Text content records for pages
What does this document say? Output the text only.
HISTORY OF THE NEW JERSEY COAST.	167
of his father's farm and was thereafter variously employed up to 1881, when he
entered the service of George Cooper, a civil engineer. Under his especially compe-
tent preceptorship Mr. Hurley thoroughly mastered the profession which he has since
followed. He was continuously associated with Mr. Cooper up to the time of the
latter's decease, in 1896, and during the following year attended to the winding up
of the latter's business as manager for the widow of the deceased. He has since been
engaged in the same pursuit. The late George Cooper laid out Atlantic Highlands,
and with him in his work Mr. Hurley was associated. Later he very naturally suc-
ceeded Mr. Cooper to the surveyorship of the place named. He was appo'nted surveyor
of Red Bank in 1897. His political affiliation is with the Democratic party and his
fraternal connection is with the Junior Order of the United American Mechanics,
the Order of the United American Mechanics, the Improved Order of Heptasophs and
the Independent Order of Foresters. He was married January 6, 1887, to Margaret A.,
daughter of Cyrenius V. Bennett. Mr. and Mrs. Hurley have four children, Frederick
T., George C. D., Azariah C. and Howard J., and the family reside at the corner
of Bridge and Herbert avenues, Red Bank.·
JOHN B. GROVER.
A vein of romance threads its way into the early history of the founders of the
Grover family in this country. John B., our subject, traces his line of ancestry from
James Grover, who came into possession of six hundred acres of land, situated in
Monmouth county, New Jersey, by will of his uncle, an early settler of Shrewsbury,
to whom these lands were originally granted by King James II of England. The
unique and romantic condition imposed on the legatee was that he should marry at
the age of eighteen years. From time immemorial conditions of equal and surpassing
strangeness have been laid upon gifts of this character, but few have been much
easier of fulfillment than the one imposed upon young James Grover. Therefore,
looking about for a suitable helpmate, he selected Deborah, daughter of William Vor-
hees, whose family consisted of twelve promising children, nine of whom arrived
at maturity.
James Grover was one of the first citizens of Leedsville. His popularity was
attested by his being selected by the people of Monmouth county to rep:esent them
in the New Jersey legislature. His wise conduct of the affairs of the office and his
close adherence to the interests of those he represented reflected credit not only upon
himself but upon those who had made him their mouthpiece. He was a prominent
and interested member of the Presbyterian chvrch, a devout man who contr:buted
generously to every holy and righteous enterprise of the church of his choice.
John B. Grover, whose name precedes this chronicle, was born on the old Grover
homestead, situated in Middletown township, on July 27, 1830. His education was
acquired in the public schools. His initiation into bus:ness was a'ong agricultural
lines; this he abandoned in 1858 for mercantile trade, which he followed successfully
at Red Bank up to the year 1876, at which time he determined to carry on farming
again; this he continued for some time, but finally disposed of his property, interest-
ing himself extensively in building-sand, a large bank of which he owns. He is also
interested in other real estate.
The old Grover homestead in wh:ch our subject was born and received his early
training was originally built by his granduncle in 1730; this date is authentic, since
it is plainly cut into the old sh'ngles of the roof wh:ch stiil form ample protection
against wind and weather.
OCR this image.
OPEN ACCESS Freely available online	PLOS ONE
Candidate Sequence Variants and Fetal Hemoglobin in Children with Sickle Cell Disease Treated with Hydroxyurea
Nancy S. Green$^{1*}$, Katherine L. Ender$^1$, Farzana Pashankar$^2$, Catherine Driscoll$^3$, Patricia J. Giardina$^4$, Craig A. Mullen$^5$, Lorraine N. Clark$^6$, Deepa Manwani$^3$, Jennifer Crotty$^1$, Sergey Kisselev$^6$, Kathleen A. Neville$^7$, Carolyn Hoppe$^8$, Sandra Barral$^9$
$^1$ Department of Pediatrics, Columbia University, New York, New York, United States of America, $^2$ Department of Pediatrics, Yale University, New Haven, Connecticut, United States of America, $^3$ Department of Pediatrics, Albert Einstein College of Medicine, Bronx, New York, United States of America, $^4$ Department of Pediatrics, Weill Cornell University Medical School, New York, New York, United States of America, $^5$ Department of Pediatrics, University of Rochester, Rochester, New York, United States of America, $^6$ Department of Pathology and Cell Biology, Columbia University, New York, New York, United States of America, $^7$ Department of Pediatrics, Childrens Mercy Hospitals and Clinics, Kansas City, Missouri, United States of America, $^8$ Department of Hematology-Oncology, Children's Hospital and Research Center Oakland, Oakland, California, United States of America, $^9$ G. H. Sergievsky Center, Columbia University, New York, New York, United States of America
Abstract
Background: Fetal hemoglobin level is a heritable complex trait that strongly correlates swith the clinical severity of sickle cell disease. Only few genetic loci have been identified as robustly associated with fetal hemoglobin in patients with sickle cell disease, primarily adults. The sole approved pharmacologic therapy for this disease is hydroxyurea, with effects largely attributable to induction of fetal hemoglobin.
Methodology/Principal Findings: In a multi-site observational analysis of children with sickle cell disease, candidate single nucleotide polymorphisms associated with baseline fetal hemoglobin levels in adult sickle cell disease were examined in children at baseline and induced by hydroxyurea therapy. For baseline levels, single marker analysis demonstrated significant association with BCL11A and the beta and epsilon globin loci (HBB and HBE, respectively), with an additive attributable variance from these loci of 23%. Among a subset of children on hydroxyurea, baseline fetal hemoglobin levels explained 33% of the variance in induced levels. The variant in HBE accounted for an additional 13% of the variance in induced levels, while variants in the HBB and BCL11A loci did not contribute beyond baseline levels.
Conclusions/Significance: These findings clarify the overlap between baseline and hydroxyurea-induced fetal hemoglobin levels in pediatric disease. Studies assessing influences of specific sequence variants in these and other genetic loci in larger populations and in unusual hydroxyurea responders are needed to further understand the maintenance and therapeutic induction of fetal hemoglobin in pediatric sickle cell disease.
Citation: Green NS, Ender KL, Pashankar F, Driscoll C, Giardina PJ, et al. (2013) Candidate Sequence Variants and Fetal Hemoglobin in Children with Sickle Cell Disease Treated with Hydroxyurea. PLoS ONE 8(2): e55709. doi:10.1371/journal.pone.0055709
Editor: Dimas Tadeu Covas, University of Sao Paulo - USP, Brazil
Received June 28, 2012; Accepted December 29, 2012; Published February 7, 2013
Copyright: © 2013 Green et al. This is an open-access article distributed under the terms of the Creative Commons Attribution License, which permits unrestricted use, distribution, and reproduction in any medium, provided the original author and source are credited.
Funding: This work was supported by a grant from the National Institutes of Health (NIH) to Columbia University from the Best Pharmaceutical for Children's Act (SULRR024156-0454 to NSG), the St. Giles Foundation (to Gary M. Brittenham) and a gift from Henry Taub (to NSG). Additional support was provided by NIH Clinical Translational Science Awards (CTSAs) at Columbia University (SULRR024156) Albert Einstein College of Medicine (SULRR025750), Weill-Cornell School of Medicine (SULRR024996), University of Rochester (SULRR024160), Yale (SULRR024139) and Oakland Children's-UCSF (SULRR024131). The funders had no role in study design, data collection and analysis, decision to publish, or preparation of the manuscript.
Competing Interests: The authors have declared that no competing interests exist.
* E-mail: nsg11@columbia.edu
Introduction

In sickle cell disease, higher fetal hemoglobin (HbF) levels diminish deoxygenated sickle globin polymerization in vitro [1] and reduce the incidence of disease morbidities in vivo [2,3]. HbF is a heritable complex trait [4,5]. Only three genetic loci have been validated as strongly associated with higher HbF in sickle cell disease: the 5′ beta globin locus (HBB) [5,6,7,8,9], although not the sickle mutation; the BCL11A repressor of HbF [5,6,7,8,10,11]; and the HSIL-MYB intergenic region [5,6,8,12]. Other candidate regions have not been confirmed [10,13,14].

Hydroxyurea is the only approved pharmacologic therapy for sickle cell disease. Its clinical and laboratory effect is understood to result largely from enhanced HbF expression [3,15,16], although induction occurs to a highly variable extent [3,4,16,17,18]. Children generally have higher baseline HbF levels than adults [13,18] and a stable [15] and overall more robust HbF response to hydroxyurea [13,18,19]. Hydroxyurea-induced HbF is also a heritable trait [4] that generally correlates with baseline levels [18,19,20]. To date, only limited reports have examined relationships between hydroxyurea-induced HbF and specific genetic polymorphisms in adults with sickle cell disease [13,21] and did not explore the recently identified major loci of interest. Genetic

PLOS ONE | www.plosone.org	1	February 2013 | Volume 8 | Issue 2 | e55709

PROBLEM
Across the entries above, find the lines with the string "selected" and copy them.

PROBLEM SOLUTION
looking about for a suitable helpmate, he selected Deborah, daughter of William Vor-
attested by his being selected by the people of Monmouth county to rep:esent them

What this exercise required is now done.